> _Listed entries_:
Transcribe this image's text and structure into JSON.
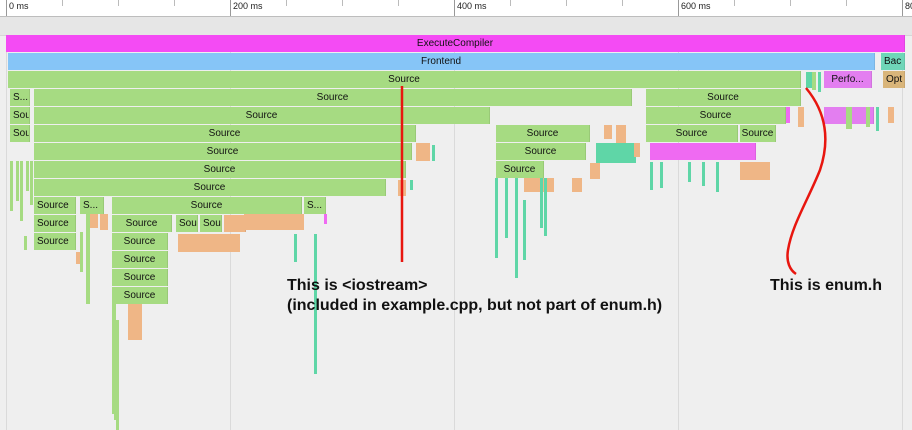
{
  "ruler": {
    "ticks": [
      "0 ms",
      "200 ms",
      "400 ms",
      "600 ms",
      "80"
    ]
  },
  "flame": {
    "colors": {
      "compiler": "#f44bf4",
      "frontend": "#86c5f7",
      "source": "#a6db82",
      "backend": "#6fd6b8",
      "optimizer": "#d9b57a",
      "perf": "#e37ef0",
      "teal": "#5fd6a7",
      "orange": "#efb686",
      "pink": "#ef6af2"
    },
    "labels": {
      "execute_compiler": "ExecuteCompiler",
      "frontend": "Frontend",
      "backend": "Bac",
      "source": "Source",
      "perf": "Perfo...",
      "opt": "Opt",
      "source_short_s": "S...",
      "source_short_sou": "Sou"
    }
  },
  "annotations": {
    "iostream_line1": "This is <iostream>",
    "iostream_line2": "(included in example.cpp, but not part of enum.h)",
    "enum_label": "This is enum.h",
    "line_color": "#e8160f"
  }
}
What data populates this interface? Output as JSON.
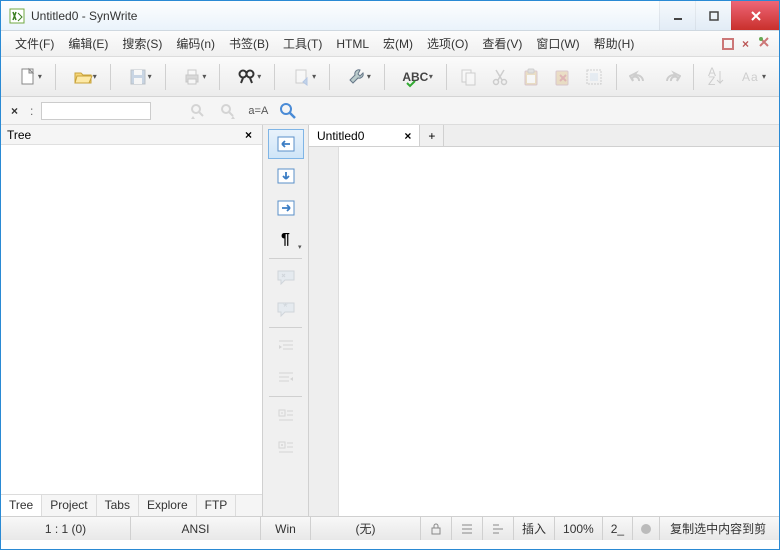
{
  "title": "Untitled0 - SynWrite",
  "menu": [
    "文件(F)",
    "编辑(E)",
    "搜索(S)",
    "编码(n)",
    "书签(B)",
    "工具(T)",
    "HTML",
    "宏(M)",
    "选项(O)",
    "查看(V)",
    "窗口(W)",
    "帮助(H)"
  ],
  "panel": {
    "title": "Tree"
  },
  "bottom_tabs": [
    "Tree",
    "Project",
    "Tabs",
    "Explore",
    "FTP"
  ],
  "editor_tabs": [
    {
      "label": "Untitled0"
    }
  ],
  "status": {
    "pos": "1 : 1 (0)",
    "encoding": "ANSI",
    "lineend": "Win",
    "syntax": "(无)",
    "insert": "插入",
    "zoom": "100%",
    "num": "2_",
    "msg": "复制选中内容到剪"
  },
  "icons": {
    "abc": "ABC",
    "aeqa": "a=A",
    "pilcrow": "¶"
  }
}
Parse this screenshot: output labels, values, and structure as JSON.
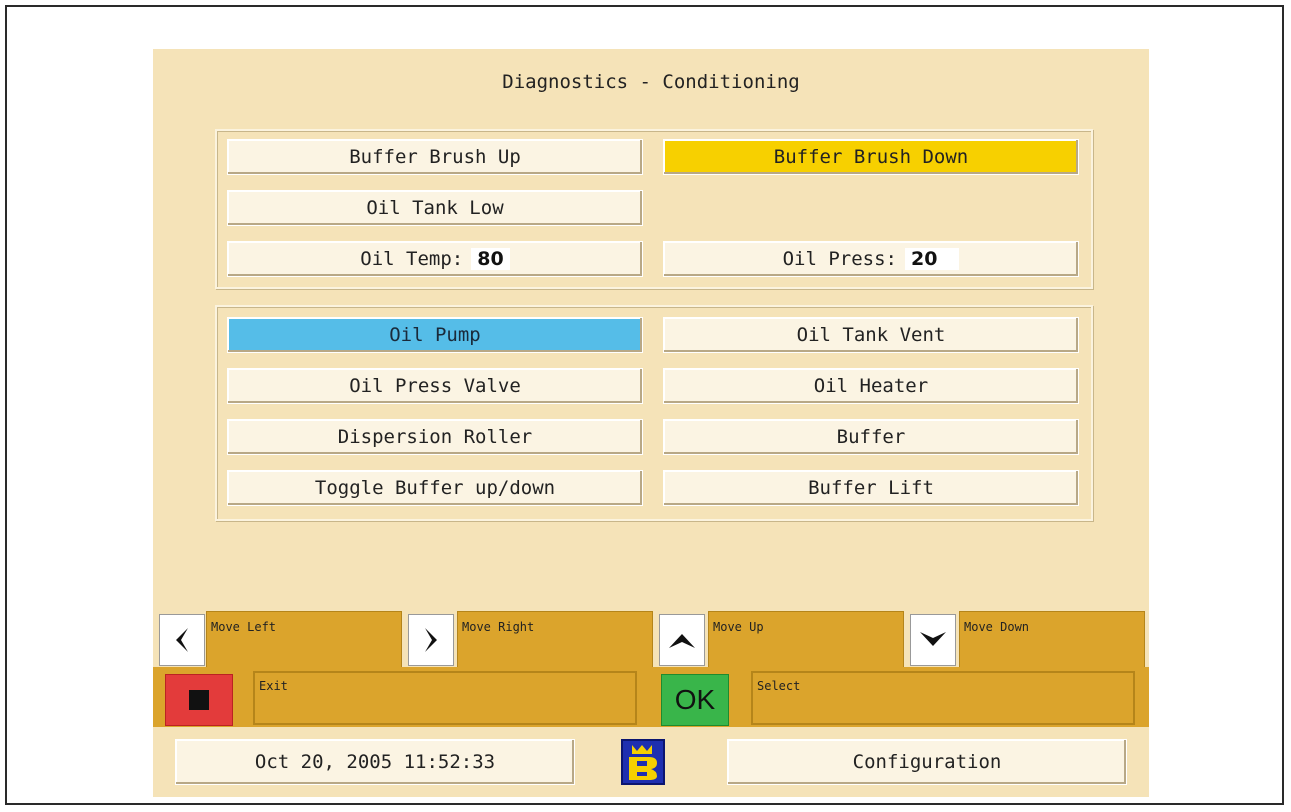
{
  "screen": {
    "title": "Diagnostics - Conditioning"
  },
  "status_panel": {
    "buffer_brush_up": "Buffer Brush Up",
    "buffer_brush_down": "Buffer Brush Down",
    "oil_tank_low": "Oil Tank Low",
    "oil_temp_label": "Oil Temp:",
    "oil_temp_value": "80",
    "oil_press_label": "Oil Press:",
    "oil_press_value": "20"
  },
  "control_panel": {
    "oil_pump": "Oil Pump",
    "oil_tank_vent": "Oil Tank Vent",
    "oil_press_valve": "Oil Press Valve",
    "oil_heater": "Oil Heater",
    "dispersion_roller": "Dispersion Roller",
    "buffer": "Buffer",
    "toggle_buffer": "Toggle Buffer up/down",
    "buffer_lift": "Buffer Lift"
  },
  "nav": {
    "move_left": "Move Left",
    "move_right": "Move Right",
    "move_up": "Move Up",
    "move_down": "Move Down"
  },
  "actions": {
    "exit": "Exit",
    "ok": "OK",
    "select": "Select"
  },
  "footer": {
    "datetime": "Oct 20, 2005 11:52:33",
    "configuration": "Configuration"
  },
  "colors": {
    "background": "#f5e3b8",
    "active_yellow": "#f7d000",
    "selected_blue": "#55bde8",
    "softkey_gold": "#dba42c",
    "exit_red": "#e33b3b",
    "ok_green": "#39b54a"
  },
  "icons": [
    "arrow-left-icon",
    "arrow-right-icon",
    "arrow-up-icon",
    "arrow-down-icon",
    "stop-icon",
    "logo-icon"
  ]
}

---

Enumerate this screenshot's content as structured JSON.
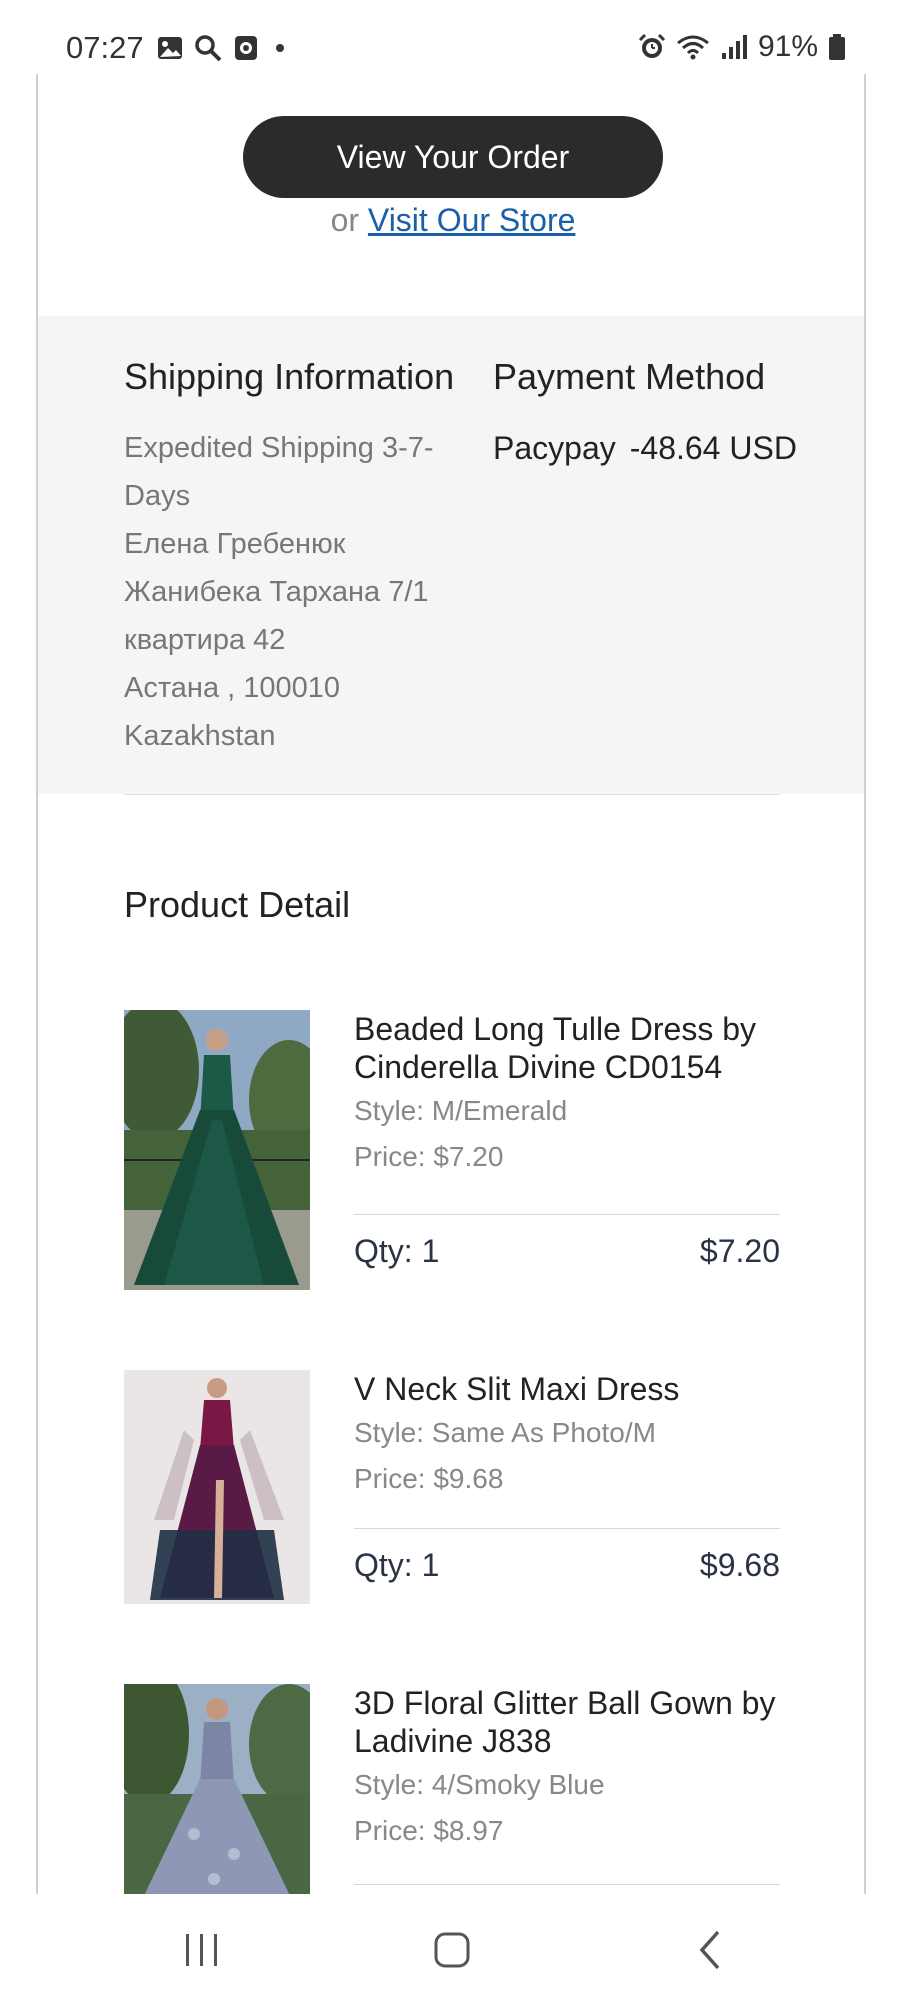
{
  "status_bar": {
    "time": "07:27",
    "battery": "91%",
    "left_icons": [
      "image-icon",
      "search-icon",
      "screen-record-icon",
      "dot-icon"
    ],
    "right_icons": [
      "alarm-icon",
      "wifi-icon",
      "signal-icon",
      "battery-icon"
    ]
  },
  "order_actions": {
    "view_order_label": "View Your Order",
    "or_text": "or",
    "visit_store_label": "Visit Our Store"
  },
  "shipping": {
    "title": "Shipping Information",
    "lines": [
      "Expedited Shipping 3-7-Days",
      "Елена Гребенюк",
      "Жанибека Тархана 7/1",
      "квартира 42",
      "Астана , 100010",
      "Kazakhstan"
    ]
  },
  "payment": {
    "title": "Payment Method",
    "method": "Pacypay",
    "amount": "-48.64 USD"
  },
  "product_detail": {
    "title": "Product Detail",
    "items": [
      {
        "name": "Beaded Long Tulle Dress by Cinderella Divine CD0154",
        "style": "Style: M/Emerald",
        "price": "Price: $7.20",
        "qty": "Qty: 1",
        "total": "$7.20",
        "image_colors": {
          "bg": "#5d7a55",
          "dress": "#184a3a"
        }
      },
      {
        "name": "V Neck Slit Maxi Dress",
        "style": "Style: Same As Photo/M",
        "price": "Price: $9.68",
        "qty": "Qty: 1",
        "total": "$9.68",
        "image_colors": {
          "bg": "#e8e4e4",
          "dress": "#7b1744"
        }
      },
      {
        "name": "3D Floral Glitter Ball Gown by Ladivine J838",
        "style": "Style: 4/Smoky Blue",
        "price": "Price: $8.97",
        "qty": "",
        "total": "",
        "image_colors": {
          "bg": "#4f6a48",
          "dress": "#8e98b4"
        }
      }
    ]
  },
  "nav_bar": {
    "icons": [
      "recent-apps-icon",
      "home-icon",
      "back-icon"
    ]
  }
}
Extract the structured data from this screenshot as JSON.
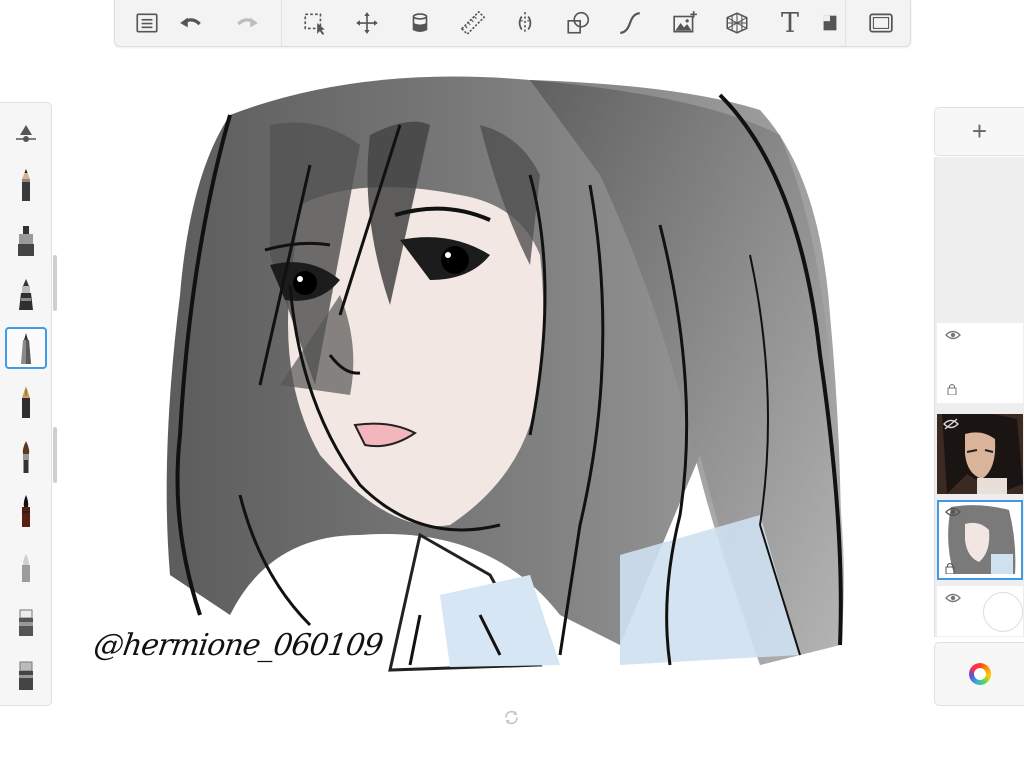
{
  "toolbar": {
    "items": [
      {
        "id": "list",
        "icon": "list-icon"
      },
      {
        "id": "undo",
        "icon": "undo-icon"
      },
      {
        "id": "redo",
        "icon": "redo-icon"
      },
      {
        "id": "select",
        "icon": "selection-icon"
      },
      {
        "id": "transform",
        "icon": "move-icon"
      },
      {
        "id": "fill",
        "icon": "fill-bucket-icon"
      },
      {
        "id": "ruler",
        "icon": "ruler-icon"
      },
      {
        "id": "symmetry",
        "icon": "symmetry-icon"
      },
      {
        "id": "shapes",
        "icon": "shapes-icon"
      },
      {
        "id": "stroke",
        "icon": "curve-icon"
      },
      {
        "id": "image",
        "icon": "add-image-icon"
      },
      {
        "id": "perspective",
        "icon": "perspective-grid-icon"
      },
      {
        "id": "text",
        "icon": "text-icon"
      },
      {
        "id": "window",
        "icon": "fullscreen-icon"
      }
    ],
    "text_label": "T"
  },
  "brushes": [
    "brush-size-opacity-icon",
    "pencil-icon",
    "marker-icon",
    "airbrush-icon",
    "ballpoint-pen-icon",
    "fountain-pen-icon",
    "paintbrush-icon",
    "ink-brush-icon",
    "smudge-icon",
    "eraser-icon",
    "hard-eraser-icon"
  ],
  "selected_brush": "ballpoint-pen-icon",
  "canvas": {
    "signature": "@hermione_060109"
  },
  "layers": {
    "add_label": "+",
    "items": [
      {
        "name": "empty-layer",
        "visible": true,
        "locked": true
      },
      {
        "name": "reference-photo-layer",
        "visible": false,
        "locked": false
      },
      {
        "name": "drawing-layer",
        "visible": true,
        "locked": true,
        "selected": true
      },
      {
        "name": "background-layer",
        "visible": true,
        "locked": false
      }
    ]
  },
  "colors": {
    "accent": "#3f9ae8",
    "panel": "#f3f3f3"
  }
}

---

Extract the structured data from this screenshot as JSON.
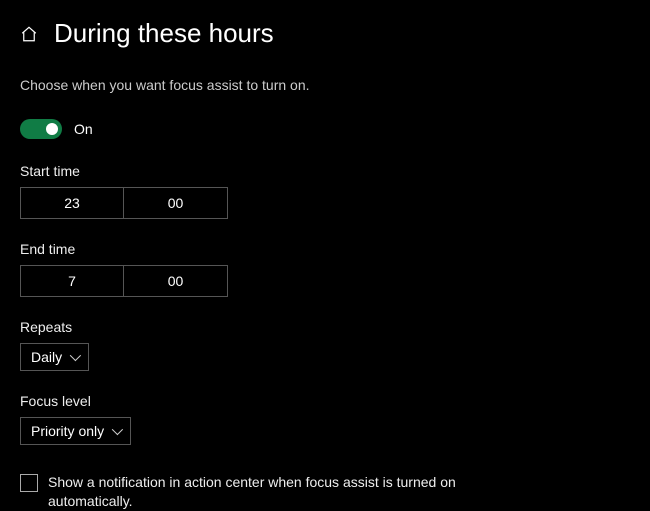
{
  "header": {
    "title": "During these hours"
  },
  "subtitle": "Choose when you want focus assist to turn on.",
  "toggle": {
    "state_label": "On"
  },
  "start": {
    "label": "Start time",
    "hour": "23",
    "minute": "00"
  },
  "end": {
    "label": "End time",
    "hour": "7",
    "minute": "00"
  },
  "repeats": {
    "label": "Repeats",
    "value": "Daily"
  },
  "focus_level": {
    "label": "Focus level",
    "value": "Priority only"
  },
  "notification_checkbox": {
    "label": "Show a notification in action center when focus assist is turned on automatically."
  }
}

> _Aim_:
Pick out each line containing "perspective" and report it.

> _The completed task_:
        "id": "perspective",
        "icon": "perspective-grid-icon"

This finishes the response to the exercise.